## Data supplied
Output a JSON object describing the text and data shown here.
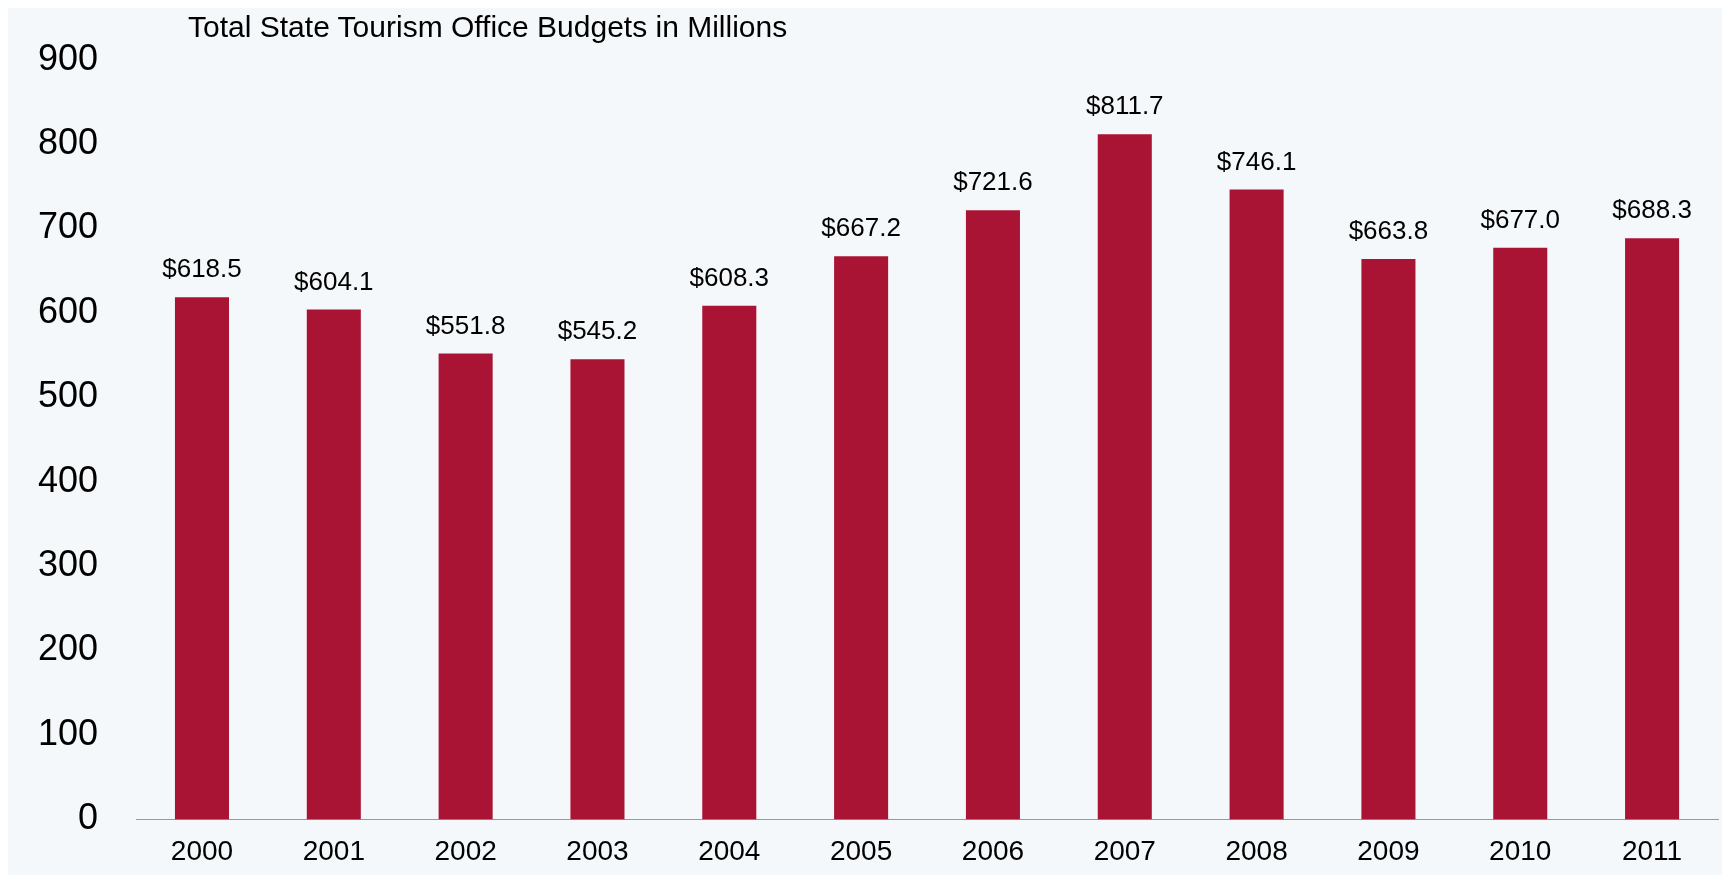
{
  "chart_data": {
    "type": "bar",
    "title": "Total State Tourism Office Budgets in Millions",
    "categories": [
      "2000",
      "2001",
      "2002",
      "2003",
      "2004",
      "2005",
      "2006",
      "2007",
      "2008",
      "2009",
      "2010",
      "2011"
    ],
    "values": [
      618.5,
      604.1,
      551.8,
      545.2,
      608.3,
      667.2,
      721.6,
      811.7,
      746.1,
      663.8,
      677.0,
      688.3
    ],
    "value_labels": [
      "$618.5",
      "$604.1",
      "$551.8",
      "$545.2",
      "$608.3",
      "$667.2",
      "$721.6",
      "$811.7",
      "$746.1",
      "$663.8",
      "$677.0",
      "$688.3"
    ],
    "color": "#a91434",
    "ylim": [
      0,
      900
    ],
    "yticks": [
      0,
      100,
      200,
      300,
      400,
      500,
      600,
      700,
      800,
      900
    ],
    "grid": false,
    "legend": false
  }
}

## Your objective
Each line in the records above should be reproduced exactly; images are not copied.

## The output
Output a JSON object describing the text and data shown here.
{
  "chart_data": {
    "type": "bar",
    "title": "Total State Tourism Office Budgets in Millions",
    "categories": [
      "2000",
      "2001",
      "2002",
      "2003",
      "2004",
      "2005",
      "2006",
      "2007",
      "2008",
      "2009",
      "2010",
      "2011"
    ],
    "values": [
      618.5,
      604.1,
      551.8,
      545.2,
      608.3,
      667.2,
      721.6,
      811.7,
      746.1,
      663.8,
      677.0,
      688.3
    ],
    "value_labels": [
      "$618.5",
      "$604.1",
      "$551.8",
      "$545.2",
      "$608.3",
      "$667.2",
      "$721.6",
      "$811.7",
      "$746.1",
      "$663.8",
      "$677.0",
      "$688.3"
    ],
    "color": "#a91434",
    "ylim": [
      0,
      900
    ],
    "yticks": [
      0,
      100,
      200,
      300,
      400,
      500,
      600,
      700,
      800,
      900
    ],
    "grid": false,
    "legend": false
  }
}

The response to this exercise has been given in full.